_Written exercise:_ Retype the full set of records. Keep every character identical.
Begin Excerpted records
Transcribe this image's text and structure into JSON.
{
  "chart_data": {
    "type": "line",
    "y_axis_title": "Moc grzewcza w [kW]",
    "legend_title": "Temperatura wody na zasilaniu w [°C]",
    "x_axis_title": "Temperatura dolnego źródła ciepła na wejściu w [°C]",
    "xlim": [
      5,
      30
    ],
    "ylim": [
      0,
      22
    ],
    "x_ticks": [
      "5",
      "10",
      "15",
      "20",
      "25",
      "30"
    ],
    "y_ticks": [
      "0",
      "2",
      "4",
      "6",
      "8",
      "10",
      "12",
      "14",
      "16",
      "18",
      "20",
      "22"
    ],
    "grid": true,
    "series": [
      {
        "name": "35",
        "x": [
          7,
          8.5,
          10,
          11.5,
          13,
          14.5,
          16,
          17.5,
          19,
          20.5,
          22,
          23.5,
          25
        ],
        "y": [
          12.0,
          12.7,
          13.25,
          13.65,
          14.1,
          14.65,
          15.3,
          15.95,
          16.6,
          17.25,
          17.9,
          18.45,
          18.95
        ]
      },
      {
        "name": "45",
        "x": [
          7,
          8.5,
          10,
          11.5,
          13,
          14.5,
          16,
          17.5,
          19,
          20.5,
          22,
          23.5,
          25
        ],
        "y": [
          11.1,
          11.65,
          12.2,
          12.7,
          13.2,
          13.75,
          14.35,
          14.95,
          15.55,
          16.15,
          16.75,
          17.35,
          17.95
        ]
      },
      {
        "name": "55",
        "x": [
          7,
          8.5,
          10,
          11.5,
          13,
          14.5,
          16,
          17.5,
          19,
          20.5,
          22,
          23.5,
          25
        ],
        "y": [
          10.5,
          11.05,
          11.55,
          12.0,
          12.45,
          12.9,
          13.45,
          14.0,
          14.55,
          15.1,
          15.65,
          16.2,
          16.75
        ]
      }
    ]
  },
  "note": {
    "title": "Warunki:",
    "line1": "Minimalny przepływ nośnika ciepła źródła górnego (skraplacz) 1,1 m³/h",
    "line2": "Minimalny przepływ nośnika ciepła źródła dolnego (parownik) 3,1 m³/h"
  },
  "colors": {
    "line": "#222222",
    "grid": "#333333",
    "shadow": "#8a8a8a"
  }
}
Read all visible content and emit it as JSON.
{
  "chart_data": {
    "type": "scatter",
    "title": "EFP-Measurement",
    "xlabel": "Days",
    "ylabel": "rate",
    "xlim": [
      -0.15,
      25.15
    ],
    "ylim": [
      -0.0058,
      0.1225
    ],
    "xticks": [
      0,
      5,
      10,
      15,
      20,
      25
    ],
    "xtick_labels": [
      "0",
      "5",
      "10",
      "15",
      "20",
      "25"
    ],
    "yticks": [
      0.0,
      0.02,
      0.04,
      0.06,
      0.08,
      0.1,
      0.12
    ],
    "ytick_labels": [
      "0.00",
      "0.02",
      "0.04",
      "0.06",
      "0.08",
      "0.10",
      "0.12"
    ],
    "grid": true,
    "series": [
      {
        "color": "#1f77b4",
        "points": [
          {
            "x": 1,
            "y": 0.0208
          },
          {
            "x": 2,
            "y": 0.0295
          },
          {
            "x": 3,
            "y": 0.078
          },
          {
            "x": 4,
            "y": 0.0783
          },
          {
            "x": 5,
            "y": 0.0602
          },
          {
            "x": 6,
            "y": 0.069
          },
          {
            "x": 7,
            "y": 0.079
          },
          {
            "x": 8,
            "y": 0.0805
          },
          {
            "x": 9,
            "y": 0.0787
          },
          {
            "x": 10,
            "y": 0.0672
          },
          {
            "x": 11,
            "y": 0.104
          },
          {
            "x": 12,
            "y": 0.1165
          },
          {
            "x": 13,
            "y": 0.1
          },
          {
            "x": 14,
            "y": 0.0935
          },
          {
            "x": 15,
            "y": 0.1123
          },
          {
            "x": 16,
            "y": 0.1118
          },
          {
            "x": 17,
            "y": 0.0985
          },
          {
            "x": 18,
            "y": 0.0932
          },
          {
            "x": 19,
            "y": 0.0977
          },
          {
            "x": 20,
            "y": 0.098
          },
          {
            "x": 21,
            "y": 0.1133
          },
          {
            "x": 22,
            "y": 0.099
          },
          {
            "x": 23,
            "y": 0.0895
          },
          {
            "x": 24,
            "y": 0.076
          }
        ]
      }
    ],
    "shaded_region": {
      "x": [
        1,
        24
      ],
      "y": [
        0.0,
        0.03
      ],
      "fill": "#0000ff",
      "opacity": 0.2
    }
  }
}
End Excerpted records
_Response:_
Transcribe this image's text and structure into JSON.
{
  "chart_data": {
    "type": "line",
    "y_axis_title": "Moc grzewcza w [kW]",
    "legend_title": "Temperatura wody na zasilaniu w [°C]",
    "x_axis_title": "Temperatura dolnego źródła ciepła na wejściu w [°C]",
    "xlim": [
      5,
      30
    ],
    "ylim": [
      0,
      22
    ],
    "x_ticks": [
      "5",
      "10",
      "15",
      "20",
      "25",
      "30"
    ],
    "y_ticks": [
      "0",
      "2",
      "4",
      "6",
      "8",
      "10",
      "12",
      "14",
      "16",
      "18",
      "20",
      "22"
    ],
    "grid": true,
    "series": [
      {
        "name": "35",
        "x": [
          7,
          8.5,
          10,
          11.5,
          13,
          14.5,
          16,
          17.5,
          19,
          20.5,
          22,
          23.5,
          25
        ],
        "y": [
          12.0,
          12.7,
          13.25,
          13.65,
          14.1,
          14.65,
          15.3,
          15.95,
          16.6,
          17.25,
          17.9,
          18.45,
          18.95
        ]
      },
      {
        "name": "45",
        "x": [
          7,
          8.5,
          10,
          11.5,
          13,
          14.5,
          16,
          17.5,
          19,
          20.5,
          22,
          23.5,
          25
        ],
        "y": [
          11.1,
          11.65,
          12.2,
          12.7,
          13.2,
          13.75,
          14.35,
          14.95,
          15.55,
          16.15,
          16.75,
          17.35,
          17.95
        ]
      },
      {
        "name": "55",
        "x": [
          7,
          8.5,
          10,
          11.5,
          13,
          14.5,
          16,
          17.5,
          19,
          20.5,
          22,
          23.5,
          25
        ],
        "y": [
          10.5,
          11.05,
          11.55,
          12.0,
          12.45,
          12.9,
          13.45,
          14.0,
          14.55,
          15.1,
          15.65,
          16.2,
          16.75
        ]
      }
    ]
  },
  "note": {
    "title": "Warunki:",
    "line1": "Minimalny przepływ nośnika ciepła źródła górnego (skraplacz) 1,1 m³/h",
    "line2": "Minimalny przepływ nośnika ciepła źródła dolnego (parownik) 3,1 m³/h"
  },
  "colors": {
    "line": "#222222",
    "grid": "#333333",
    "shadow": "#8a8a8a"
  }
}
Read all visible content and emit it as JSON.
{
  "chart_data": {
    "type": "scatter",
    "title": "EFP-Measurement",
    "xlabel": "Days",
    "ylabel": "rate",
    "xlim": [
      -0.15,
      25.15
    ],
    "ylim": [
      -0.0058,
      0.1225
    ],
    "xticks": [
      0,
      5,
      10,
      15,
      20,
      25
    ],
    "xtick_labels": [
      "0",
      "5",
      "10",
      "15",
      "20",
      "25"
    ],
    "yticks": [
      0.0,
      0.02,
      0.04,
      0.06,
      0.08,
      0.1,
      0.12
    ],
    "ytick_labels": [
      "0.00",
      "0.02",
      "0.04",
      "0.06",
      "0.08",
      "0.10",
      "0.12"
    ],
    "grid": true,
    "series": [
      {
        "color": "#1f77b4",
        "points": [
          {
            "x": 1,
            "y": 0.0208
          },
          {
            "x": 2,
            "y": 0.0295
          },
          {
            "x": 3,
            "y": 0.078
          },
          {
            "x": 4,
            "y": 0.0783
          },
          {
            "x": 5,
            "y": 0.0602
          },
          {
            "x": 6,
            "y": 0.069
          },
          {
            "x": 7,
            "y": 0.079
          },
          {
            "x": 8,
            "y": 0.0805
          },
          {
            "x": 9,
            "y": 0.0787
          },
          {
            "x": 10,
            "y": 0.0672
          },
          {
            "x": 11,
            "y": 0.104
          },
          {
            "x": 12,
            "y": 0.1165
          },
          {
            "x": 13,
            "y": 0.1
          },
          {
            "x": 14,
            "y": 0.0935
          },
          {
            "x": 15,
            "y": 0.1123
          },
          {
            "x": 16,
            "y": 0.1118
          },
          {
            "x": 17,
            "y": 0.0985
          },
          {
            "x": 18,
            "y": 0.0932
          },
          {
            "x": 19,
            "y": 0.0977
          },
          {
            "x": 20,
            "y": 0.098
          },
          {
            "x": 21,
            "y": 0.1133
          },
          {
            "x": 22,
            "y": 0.099
          },
          {
            "x": 23,
            "y": 0.0895
          },
          {
            "x": 24,
            "y": 0.076
          }
        ]
      }
    ],
    "shaded_region": {
      "x": [
        1,
        24
      ],
      "y": [
        0.0,
        0.03
      ],
      "fill": "#0000ff",
      "opacity": 0.2
    }
  }
}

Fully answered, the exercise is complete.